■ **Text**
Indeed you will on bleeding edge. That was my point. Most of the complaints people attribute to rolling release are actually problems with bleeding edge distros rather than rolling release. You've downvoted me only to reiterate the same point.
I'd covered that in my first post as well (did you even read it? :P)
> without a release cycle, what exactly would they be waiting for?
Rolling release distros still have release cycles. eg they often have testing repos where many packages will be trialled before they hit the main repositories. Much like you see happen with packages which get updated between major releases on non-rolling release distros.
The difference between rolling release and non-rolling release is a bit less pronounced these days because even most non-rolling release distros now have easy upgrade paths from one major release version to the next. Heck with the Debian / Ubuntu derived distros you can just update your apt config to point to the next release repos and apt will carry on as if you're a rolling release distro. So I think the real difference between rolling release and non-rolling is simply just that you're given greater assurances that you don't need to perform manual intervention during package upgrades outside of the major version upgrades where as with rolling release the risk of manual intervention can come without warning
In terms of package stability, there's nothing stopping someone creating an Arch fork which runs packages a few months behind the main Arch repos. In fact I think that might have been the concept behind Arch Server - not that it ever took off.
So anyway, back to my original point: rolling release doesn't have to mean "unstable". It just means breaking changes don't all get held back until major milestones are reached. But that's often true for non-rolling release as well. It just so happens that most rolling release distros are also bleeding edge - and that is where the trope come from. So saying rolling release can only be unstable is akin to saying Redhat can only be bleeding edge if you only ever use Fedora.
 I was going to say "guaranteed" but that's not quite true either; eg FreeBSD will happily perform breaking changes to applications (within a major release version) if you're not careful what application versions are being installed
 This is also not quite true but many distros will warn you about breaking changes in their news feed. But also the package manager itself gives strong clues too (eg Apache 2.2.x -> 2.4.x will obviously result in manually updating some Apache config files).
Software and firmware updates from Linux distros have recently bricked modern hardware several times. This should never have happened, because a period of testing is necessary to evaluate whether a given update will cause failures. With rolling release, you update and pray.
Portage is a great tool, but I always thought it was better suited to build packages and operating systems as opposed being an end user package management solution.
Reproducbility is still a difficult problem, but that isn't one of them, and Nix comes far closer than Gentoo.
As for reproducibility when building from source, that depends on your practices. Is every box a special snowflake with it's own USE flags and package set? Well then yes, good luck with reproducibility. Or are you standardizing your targets and building one package to deploy to them all?
It, of course, depends on the project; if the ./configure script drops the current date in source code, it'll be different, but that doesn't happen often.

■ **Do this**
In the text on rolling release distros, where are many packages trialled before they reach the main repositories? The material has no connection to the text on rolling release distros.

■ **Data supplied**

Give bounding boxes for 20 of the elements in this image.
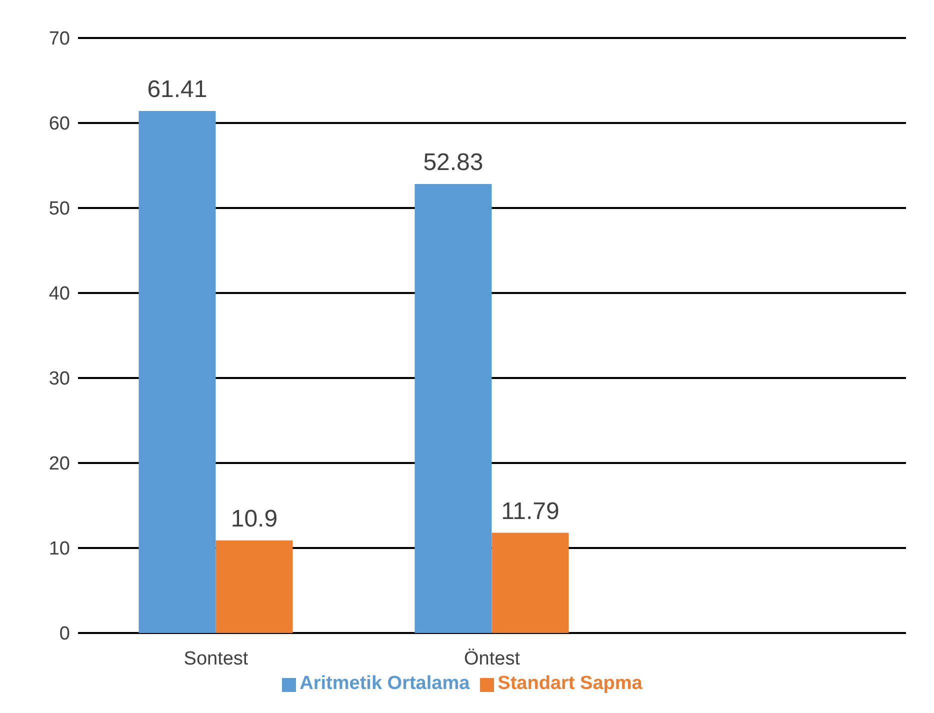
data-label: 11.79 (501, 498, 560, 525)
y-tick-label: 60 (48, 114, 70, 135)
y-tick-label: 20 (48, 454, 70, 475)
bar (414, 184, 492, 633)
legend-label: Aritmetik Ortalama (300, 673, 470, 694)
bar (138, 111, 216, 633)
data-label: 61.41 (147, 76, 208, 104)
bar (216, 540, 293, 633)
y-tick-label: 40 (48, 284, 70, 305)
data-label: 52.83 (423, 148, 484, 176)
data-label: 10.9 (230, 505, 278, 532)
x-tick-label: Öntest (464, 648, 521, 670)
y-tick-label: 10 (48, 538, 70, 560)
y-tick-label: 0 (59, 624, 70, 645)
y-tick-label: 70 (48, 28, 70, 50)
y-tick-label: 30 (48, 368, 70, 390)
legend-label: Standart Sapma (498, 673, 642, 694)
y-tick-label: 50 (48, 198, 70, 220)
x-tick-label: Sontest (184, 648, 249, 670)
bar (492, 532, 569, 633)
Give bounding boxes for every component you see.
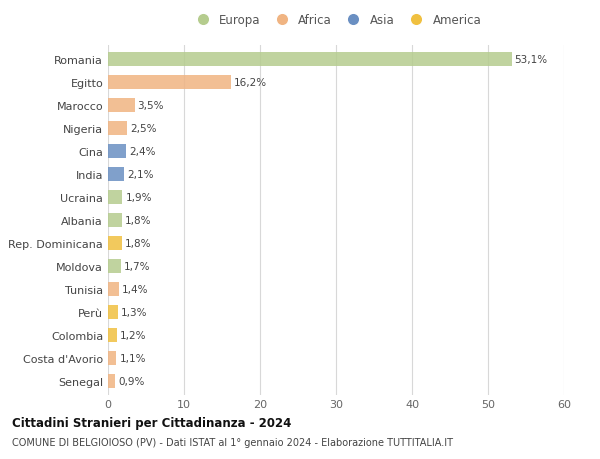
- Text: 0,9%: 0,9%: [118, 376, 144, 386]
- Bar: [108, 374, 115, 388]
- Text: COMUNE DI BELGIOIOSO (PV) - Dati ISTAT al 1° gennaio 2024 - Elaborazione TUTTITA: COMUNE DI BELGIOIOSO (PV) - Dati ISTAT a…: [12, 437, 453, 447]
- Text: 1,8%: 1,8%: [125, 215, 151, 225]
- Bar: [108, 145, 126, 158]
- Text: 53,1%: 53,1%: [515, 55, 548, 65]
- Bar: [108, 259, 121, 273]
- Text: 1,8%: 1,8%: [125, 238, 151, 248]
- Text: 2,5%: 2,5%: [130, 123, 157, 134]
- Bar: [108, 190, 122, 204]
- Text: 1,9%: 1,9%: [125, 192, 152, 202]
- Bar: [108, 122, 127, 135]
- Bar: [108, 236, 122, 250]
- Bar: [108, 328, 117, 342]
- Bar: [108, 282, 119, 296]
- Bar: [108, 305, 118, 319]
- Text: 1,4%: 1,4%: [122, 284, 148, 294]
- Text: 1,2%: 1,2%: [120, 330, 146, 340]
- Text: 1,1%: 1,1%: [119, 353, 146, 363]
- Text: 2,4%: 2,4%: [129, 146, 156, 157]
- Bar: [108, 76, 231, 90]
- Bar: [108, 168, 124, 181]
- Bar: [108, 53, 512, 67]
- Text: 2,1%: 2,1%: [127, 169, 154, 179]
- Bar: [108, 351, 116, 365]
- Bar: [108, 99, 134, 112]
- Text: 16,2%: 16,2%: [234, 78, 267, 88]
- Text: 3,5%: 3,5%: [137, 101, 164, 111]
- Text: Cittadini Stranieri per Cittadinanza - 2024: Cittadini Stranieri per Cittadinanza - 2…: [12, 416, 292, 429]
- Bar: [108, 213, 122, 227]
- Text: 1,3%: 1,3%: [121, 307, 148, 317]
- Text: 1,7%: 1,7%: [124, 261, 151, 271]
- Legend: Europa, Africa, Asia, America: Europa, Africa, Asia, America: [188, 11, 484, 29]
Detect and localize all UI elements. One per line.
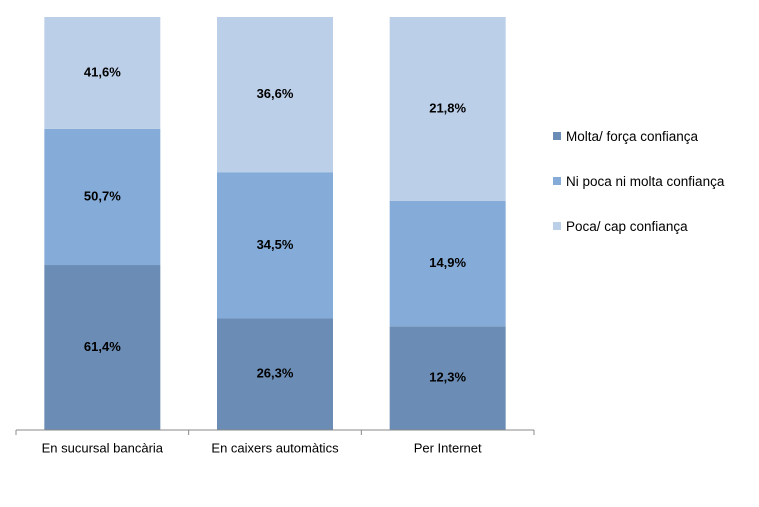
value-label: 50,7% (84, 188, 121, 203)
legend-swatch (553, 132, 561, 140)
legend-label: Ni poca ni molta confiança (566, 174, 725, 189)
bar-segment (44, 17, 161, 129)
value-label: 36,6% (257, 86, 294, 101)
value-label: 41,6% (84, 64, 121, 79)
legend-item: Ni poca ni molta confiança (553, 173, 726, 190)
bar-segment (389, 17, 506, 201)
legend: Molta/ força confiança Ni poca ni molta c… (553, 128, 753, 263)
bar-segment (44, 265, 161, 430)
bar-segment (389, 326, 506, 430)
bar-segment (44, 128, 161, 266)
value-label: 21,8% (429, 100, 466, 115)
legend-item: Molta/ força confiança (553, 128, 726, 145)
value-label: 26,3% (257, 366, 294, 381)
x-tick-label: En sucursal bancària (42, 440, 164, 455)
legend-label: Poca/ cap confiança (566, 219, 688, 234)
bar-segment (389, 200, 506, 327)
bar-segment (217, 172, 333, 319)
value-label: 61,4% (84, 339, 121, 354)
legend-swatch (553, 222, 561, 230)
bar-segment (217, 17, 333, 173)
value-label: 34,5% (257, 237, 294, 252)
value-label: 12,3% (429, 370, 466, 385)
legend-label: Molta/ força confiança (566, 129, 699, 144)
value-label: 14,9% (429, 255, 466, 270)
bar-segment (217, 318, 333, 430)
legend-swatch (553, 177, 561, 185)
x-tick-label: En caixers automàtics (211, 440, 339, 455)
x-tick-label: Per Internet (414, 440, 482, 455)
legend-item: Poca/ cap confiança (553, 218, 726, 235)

■ **Solved exercise**
In testing repos.